>>>
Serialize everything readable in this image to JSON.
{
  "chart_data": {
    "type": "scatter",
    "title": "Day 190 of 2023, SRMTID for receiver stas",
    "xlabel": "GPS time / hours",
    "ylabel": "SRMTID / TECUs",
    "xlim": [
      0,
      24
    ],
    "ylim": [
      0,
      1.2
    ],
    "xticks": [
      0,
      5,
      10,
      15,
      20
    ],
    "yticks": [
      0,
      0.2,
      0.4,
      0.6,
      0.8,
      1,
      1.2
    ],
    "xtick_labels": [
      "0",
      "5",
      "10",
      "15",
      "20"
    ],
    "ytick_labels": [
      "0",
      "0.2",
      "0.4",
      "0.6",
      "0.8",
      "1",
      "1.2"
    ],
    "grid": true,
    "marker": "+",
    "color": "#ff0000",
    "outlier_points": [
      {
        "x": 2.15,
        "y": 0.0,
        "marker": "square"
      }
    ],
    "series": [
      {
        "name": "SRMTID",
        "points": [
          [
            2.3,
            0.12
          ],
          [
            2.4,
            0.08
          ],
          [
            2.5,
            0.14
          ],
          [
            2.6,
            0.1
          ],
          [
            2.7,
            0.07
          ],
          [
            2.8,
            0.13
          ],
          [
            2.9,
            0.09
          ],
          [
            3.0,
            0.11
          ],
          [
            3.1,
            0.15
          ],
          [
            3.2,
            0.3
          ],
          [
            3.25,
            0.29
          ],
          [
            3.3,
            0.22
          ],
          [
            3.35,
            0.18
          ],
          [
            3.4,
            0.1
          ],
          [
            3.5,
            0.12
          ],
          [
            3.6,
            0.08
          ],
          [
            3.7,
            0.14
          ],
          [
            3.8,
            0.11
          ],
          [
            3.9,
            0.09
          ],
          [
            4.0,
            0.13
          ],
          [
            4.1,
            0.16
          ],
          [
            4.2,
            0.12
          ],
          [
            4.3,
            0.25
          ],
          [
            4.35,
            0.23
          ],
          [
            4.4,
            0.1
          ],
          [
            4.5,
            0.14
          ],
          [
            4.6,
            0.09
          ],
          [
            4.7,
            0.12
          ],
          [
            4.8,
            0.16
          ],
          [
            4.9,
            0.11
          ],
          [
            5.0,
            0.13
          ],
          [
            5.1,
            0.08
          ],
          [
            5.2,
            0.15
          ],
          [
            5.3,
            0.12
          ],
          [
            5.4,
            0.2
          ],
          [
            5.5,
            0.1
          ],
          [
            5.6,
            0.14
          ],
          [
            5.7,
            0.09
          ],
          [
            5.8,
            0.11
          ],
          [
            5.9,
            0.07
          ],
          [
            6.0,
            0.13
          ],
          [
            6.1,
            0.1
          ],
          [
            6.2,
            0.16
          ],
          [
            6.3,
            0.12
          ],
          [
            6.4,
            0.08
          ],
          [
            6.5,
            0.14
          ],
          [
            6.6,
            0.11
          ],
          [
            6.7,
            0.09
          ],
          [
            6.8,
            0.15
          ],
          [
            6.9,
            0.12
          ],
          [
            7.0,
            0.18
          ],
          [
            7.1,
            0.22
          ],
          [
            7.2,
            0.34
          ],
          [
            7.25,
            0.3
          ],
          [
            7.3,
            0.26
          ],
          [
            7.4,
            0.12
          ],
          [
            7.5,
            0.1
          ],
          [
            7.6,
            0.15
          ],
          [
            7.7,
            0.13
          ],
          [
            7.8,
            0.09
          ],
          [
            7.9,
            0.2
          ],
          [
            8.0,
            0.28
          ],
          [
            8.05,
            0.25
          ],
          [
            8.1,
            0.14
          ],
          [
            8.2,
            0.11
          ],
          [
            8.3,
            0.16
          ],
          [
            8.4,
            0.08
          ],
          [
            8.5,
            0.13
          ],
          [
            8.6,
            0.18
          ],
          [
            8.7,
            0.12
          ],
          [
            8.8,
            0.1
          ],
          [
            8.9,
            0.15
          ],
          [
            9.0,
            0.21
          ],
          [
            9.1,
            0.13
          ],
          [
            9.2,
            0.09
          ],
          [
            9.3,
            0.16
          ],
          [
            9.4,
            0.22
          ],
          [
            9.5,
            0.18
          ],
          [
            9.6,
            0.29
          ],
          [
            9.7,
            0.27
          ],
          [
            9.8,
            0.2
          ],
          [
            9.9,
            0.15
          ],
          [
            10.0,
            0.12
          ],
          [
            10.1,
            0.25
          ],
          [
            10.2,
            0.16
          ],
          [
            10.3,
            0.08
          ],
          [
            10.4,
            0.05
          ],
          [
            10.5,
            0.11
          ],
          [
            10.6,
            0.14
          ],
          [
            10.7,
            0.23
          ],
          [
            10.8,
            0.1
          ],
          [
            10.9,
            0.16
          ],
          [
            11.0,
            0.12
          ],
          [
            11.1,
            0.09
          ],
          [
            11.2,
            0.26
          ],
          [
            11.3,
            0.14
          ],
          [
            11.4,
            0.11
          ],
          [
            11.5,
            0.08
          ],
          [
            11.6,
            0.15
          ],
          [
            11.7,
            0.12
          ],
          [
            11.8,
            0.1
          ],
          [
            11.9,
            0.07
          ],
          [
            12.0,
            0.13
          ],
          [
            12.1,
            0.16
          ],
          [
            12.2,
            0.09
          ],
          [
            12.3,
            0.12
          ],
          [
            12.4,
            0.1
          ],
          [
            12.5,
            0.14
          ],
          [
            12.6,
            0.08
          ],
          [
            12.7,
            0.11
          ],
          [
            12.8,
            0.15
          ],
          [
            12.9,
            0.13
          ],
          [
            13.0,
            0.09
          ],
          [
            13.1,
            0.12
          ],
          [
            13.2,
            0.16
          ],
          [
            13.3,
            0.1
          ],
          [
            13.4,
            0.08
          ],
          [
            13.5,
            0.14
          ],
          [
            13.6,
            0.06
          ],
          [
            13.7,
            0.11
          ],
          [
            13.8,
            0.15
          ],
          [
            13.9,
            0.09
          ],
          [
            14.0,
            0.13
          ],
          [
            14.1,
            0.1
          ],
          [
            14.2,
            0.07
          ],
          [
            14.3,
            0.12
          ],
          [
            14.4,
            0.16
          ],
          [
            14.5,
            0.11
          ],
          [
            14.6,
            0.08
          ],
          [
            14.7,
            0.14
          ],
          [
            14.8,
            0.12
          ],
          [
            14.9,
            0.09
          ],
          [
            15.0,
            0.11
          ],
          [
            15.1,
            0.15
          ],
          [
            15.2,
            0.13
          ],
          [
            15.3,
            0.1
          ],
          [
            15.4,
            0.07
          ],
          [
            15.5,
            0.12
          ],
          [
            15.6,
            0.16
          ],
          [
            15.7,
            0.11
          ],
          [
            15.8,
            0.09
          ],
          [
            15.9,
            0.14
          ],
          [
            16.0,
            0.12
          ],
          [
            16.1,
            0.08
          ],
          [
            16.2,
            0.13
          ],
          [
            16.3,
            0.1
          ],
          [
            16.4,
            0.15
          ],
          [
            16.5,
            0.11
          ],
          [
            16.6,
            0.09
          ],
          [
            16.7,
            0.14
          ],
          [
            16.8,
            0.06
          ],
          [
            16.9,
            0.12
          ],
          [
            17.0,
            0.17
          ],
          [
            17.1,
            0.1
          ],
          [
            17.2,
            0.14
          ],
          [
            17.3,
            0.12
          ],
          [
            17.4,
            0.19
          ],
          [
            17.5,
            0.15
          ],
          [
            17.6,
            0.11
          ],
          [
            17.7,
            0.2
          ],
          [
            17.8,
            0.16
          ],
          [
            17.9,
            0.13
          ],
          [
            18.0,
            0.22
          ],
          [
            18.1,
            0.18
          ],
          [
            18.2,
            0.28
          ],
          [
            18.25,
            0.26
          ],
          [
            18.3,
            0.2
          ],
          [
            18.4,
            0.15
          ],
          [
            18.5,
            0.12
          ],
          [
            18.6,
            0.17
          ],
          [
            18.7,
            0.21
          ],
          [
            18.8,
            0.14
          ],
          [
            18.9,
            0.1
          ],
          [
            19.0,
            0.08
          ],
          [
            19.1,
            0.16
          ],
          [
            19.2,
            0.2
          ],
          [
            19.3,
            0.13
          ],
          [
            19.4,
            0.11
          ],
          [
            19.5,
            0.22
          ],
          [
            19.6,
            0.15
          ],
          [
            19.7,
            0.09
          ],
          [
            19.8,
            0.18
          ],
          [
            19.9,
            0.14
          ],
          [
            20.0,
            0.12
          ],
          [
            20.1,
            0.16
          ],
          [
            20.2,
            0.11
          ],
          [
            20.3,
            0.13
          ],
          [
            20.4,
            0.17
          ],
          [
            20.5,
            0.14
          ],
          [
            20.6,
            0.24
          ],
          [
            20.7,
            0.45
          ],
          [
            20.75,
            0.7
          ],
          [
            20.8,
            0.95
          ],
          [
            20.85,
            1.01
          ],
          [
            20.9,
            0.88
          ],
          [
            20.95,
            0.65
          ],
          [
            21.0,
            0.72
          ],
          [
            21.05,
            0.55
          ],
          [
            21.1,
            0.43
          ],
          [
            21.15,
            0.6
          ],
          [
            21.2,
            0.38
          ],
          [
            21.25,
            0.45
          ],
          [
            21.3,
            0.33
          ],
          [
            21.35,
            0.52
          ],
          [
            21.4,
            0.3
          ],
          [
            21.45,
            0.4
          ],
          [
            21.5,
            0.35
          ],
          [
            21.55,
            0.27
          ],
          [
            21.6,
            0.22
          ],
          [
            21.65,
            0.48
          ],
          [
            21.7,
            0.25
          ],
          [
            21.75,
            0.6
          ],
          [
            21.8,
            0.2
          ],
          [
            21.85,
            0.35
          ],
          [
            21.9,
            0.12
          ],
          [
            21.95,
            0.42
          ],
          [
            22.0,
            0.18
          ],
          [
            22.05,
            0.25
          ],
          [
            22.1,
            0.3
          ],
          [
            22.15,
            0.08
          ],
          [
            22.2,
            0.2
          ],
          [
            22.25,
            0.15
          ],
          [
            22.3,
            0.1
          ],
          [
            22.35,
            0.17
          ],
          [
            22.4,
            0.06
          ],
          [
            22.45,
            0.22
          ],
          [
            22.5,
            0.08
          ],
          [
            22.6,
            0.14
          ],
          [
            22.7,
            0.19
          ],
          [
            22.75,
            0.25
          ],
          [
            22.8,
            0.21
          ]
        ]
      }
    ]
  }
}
<<<
EXERCISE DIRECTIONS: From the entries, copy out each line containing the word "SRMTID".

WRITTEN ANSWER:
    "title": "Day 190 of 2023, SRMTID for receiver stas",
    "ylabel": "SRMTID / TECUs",
        "name": "SRMTID",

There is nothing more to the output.